Extracted text –
"""
You've still provided no argument though, as usual. Expected nothing less.


----------



## JamieC (Jun 2, 2012)

Mods we need to nip shit opinions in the bud


----------



## Bogotazo (May 17, 2013)

JMM top 20 :rofl


----------



## steviebruno (Jun 5, 2013)

In tliang's defense, some of Pep's opposition was indefensible. If the argument is that Floyd is guilty of fighting a few bums, you should also be able to say the same about Pep. This can be done while still arguing that Pep had the better overall resume.


----------



## Danny (May 31, 2012)

steviebruno said:


> In tliang's defense, some of Pep's opposition was indefensible. If the argument is that Floyd is guilty of fighting a few bums, you should also be able to say the same about Pep. This can be done while still arguing that Pep had the better overall resume.


No doubt he fought a lot of questionable opposition, just as fighters pad their records early these days, fighters of yesteryear fought extremely often so they have to find opponents from somewhere. You can pull up for example a lot of his opposition in '46 between the Sal Bartolo and Chalky Wright fights - two excellent wins over top fighters - and say he fought a lot of poor fighters in between or whatever, but the fact is those two wins are 5 months apart, that's no different than Floyd fighting twice a year 6 months apart and resting in between, infact the only difference is Pep is still fighting and racking up wins, not healing and putting his body through the limits while Floyd is resting up preparing for his next bout months down the line.


----------



## dyna (Jun 4, 2013)

steviebruno said:


> In tliang's defense, some of Pep's opposition was indefensible. If the argument is that Floyd is guilty of fighting a few bums, you should also be able to say the same about Pep. This can be done while still arguing that Pep had the better overall resume.


Most of the "indefensible" opposition were just monthly fights for a little extra money that didn't interfere with his schedule against true contender.
"""
Extracted records –
"""
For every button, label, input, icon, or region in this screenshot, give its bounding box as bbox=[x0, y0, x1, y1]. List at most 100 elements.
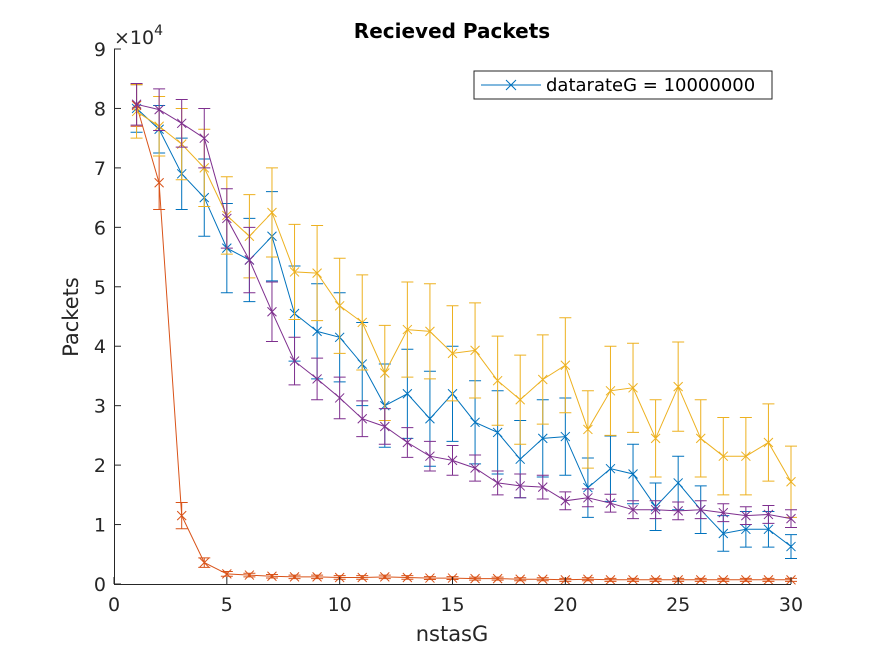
data-point bbox=[470, 417, 480, 428]
data-point bbox=[199, 557, 210, 568]
data-point bbox=[312, 268, 322, 278]
data-point bbox=[221, 569, 232, 579]
data-point bbox=[763, 509, 774, 520]
data-point bbox=[357, 317, 368, 328]
data-point bbox=[312, 326, 322, 337]
data-point bbox=[221, 213, 232, 224]
data-point bbox=[695, 574, 706, 585]
data-point bbox=[763, 524, 774, 535]
data-point bbox=[786, 513, 796, 524]
data-point bbox=[267, 306, 277, 317]
data-point bbox=[379, 421, 390, 432]
data-point bbox=[605, 498, 616, 509]
data-point bbox=[492, 375, 503, 386]
y-tick-label: 3 bbox=[94, 396, 106, 418]
y-tick-label: 7 bbox=[94, 158, 106, 180]
y-tick-label: 5 bbox=[94, 277, 106, 299]
x-tick-label: 10 bbox=[328, 594, 352, 616]
data-point bbox=[605, 574, 616, 585]
data-point bbox=[176, 510, 187, 521]
x-tick-label: 20 bbox=[553, 594, 577, 616]
data-point bbox=[583, 574, 593, 585]
y-tick-label: 0 bbox=[94, 574, 106, 596]
x-tick-label: 5 bbox=[221, 594, 233, 616]
data-point bbox=[357, 572, 368, 583]
data-point bbox=[176, 118, 187, 129]
y-tick-label: 9 bbox=[94, 39, 106, 61]
data-point bbox=[628, 574, 638, 585]
data-point bbox=[312, 572, 322, 582]
data-point bbox=[402, 572, 413, 583]
data-point bbox=[425, 413, 435, 424]
data-point bbox=[560, 431, 571, 442]
data-point bbox=[447, 348, 458, 359]
data-point bbox=[402, 388, 413, 399]
y-tick-label: 1 bbox=[94, 515, 106, 537]
data-point bbox=[741, 510, 751, 521]
data-point bbox=[470, 463, 480, 473]
data-point bbox=[515, 394, 526, 405]
data-point bbox=[560, 495, 571, 506]
data-point bbox=[515, 454, 526, 465]
data-point bbox=[425, 326, 435, 337]
x-tick-label: 30 bbox=[779, 594, 803, 616]
data-point bbox=[334, 300, 345, 311]
data-point bbox=[244, 255, 255, 265]
data-point bbox=[425, 573, 435, 583]
data-point bbox=[695, 433, 706, 444]
data-point bbox=[334, 393, 345, 403]
data-point bbox=[786, 541, 796, 552]
data-point bbox=[741, 451, 751, 462]
legend-box bbox=[473, 70, 773, 100]
data-point bbox=[650, 504, 661, 515]
y-exponent-label: ×104 bbox=[114, 23, 163, 49]
series-line bbox=[136, 105, 791, 581]
data-point bbox=[447, 455, 458, 466]
data-point bbox=[605, 463, 616, 474]
data-point bbox=[289, 267, 300, 277]
axes-layer bbox=[114, 49, 791, 585]
legend: datarateG = 10000000 bbox=[473, 70, 773, 100]
y-exponent-base: ×10 bbox=[114, 27, 154, 49]
data-point bbox=[560, 360, 571, 371]
data-point bbox=[154, 177, 164, 188]
data-point bbox=[718, 528, 729, 539]
data-point bbox=[741, 524, 751, 535]
data-point bbox=[131, 99, 142, 110]
data-point bbox=[289, 356, 300, 366]
data-point bbox=[628, 469, 638, 479]
data-point bbox=[537, 374, 548, 385]
data-point bbox=[492, 427, 503, 438]
data-point bbox=[492, 478, 503, 488]
data-point bbox=[583, 492, 593, 503]
data-point bbox=[425, 451, 435, 462]
data-point bbox=[673, 506, 684, 516]
x-tick-label: 25 bbox=[666, 594, 690, 616]
series-4 bbox=[130, 82, 797, 529]
data-point bbox=[515, 574, 526, 585]
data-point bbox=[244, 570, 255, 580]
chart-title: Recieved Packets bbox=[354, 19, 550, 43]
data-point bbox=[628, 504, 638, 515]
series-layer bbox=[130, 82, 797, 585]
data-point bbox=[718, 507, 729, 518]
data-point bbox=[267, 207, 277, 218]
y-axis-label: Packets bbox=[59, 277, 83, 357]
y-exponent-power: 4 bbox=[154, 23, 163, 39]
data-point bbox=[650, 433, 661, 444]
data-point bbox=[718, 451, 729, 462]
data-point bbox=[537, 482, 548, 492]
data-point bbox=[357, 413, 368, 424]
data-point bbox=[628, 382, 638, 393]
x-tick-label: 15 bbox=[440, 594, 464, 616]
data-point bbox=[695, 504, 706, 515]
data-point bbox=[289, 572, 300, 582]
legend-entry-label: datarateG = 10000000 bbox=[546, 75, 755, 96]
data-point bbox=[379, 572, 390, 582]
data-point bbox=[583, 424, 593, 435]
data-point bbox=[650, 574, 661, 585]
data-point bbox=[515, 481, 526, 491]
data-point bbox=[379, 368, 390, 378]
y-tick-label: 8 bbox=[94, 98, 106, 120]
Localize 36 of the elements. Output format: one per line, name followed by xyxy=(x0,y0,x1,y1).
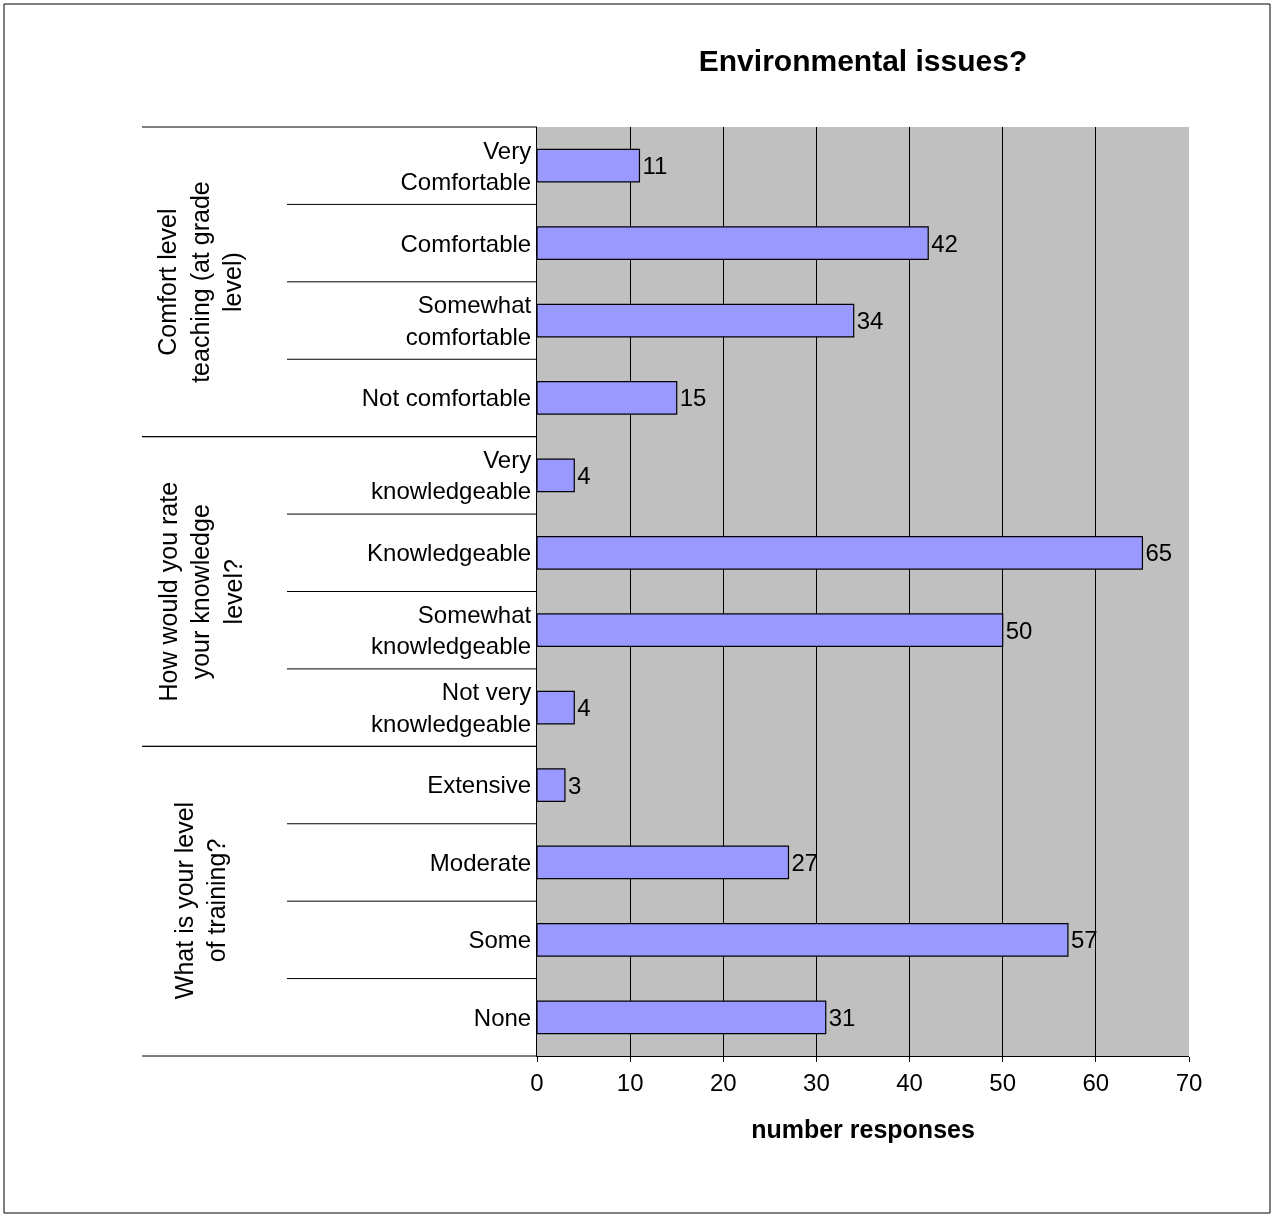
data-label: 4 xyxy=(577,694,591,722)
x-tick-label: 10 xyxy=(616,1068,644,1096)
y-tick-label: Somewhat comfortable xyxy=(405,291,532,350)
x-tick-label: 70 xyxy=(1175,1068,1203,1096)
data-label: 31 xyxy=(828,1003,856,1031)
x-tick-label: 40 xyxy=(896,1068,923,1096)
y-tick-label: Very Comfortable xyxy=(400,136,532,195)
y-tick-label: Extensive xyxy=(427,771,532,799)
data-label: 15 xyxy=(679,384,707,412)
x-tick-label: 50 xyxy=(989,1068,1017,1096)
data-label: 42 xyxy=(931,229,958,257)
data-label: 50 xyxy=(1005,616,1033,644)
y-tick-label: Moderate xyxy=(429,848,532,876)
text: What is your level of training? xyxy=(169,801,231,1000)
x-tick-label: 0 xyxy=(530,1068,544,1096)
chart-title: Environmental issues? xyxy=(698,43,1028,77)
y-tick-label: Some xyxy=(468,926,532,954)
y-tick-label: Somewhat knowledgeable xyxy=(371,601,532,660)
y-tick-label: Very knowledgeable xyxy=(371,446,532,505)
y-tick-label: Knowledgeable xyxy=(367,539,532,567)
data-label: 34 xyxy=(856,307,884,335)
data-label: 65 xyxy=(1145,539,1173,567)
x-tick-label: 60 xyxy=(1082,1068,1110,1096)
data-label: 3 xyxy=(567,771,582,799)
text: How would you rate your knowledge level? xyxy=(153,481,247,702)
text: Comfort level teaching (at grade level) xyxy=(153,181,247,383)
x-tick-label: 20 xyxy=(709,1068,737,1096)
y-tick-label: None xyxy=(473,1003,532,1031)
data-label: 27 xyxy=(791,848,819,876)
x-tick-label: 30 xyxy=(803,1068,830,1096)
y-tick-label: Comfortable xyxy=(400,229,532,257)
y-tick-label: Not comfortable xyxy=(361,384,532,412)
x-axis-title: number responses xyxy=(751,1114,975,1143)
y-tick-label: Not very knowledgeable xyxy=(371,678,532,737)
data-label: 4 xyxy=(577,461,591,489)
data-label: 11 xyxy=(642,152,668,180)
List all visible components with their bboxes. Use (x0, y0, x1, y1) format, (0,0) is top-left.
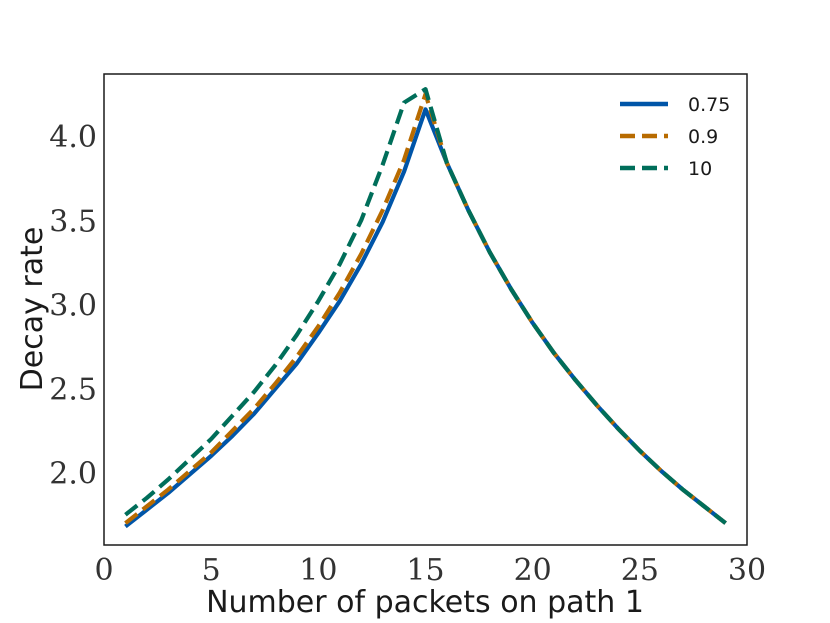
y-tick-label: 2.0 (49, 457, 97, 492)
legend: 0.75 0.9 10 (620, 94, 730, 180)
x-tick-labels: 0 5 10 15 20 25 30 (94, 553, 766, 588)
x-tick-label: 0 (94, 553, 113, 588)
x-tick-label: 15 (406, 553, 444, 588)
legend-label: 0.9 (688, 126, 718, 148)
y-axis-label: Decay rate (15, 227, 50, 392)
x-tick-label: 25 (621, 553, 659, 588)
series-line-10 (124, 87, 727, 525)
legend-label: 10 (688, 158, 712, 180)
y-tick-labels: 2.0 2.5 3.0 3.5 4.0 (49, 120, 97, 491)
legend-label: 0.75 (688, 94, 730, 116)
series-layer (124, 87, 727, 529)
y-tick-label: 4.0 (49, 120, 97, 155)
y-tick-label: 2.5 (49, 373, 97, 408)
x-tick-label: 20 (514, 553, 552, 588)
x-tick-label: 5 (202, 553, 221, 588)
x-axis-label: Number of packets on path 1 (206, 585, 644, 620)
plot-area (103, 73, 748, 546)
y-tick-label: 3.5 (49, 204, 97, 239)
x-tick-label: 10 (299, 553, 337, 588)
y-tick-label: 3.0 (49, 288, 97, 323)
x-tick-label: 30 (728, 553, 766, 588)
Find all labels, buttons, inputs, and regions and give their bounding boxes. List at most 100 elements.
"""
What the task asks –
Write out the boxing forum thread above again in full, word for word.

Answer to the exercise –
You've still provided no argument though, as usual. Expected nothing less.


----------



## JamieC (Jun 2, 2012)

Mods we need to nip shit opinions in the bud


----------



## Bogotazo (May 17, 2013)

JMM top 20 :rofl


----------



## steviebruno (Jun 5, 2013)

In tliang's defense, some of Pep's opposition was indefensible. If the argument is that Floyd is guilty of fighting a few bums, you should also be able to say the same about Pep. This can be done while still arguing that Pep had the better overall resume.


----------



## Danny (May 31, 2012)

steviebruno said:


> In tliang's defense, some of Pep's opposition was indefensible. If the argument is that Floyd is guilty of fighting a few bums, you should also be able to say the same about Pep. This can be done while still arguing that Pep had the better overall resume.


No doubt he fought a lot of questionable opposition, just as fighters pad their records early these days, fighters of yesteryear fought extremely often so they have to find opponents from somewhere. You can pull up for example a lot of his opposition in '46 between the Sal Bartolo and Chalky Wright fights - two excellent wins over top fighters - and say he fought a lot of poor fighters in between or whatever, but the fact is those two wins are 5 months apart, that's no different than Floyd fighting twice a year 6 months apart and resting in between, infact the only difference is Pep is still fighting and racking up wins, not healing and putting his body through the limits while Floyd is resting up preparing for his next bout months down the line.


----------



## dyna (Jun 4, 2013)

steviebruno said:


> In tliang's defense, some of Pep's opposition was indefensible. If the argument is that Floyd is guilty of fighting a few bums, you should also be able to say the same about Pep. This can be done while still arguing that Pep had the better overall resume.


Most of the "indefensible" opposition were just monthly fights for a little extra money that didn't interfere with his schedule against true contender.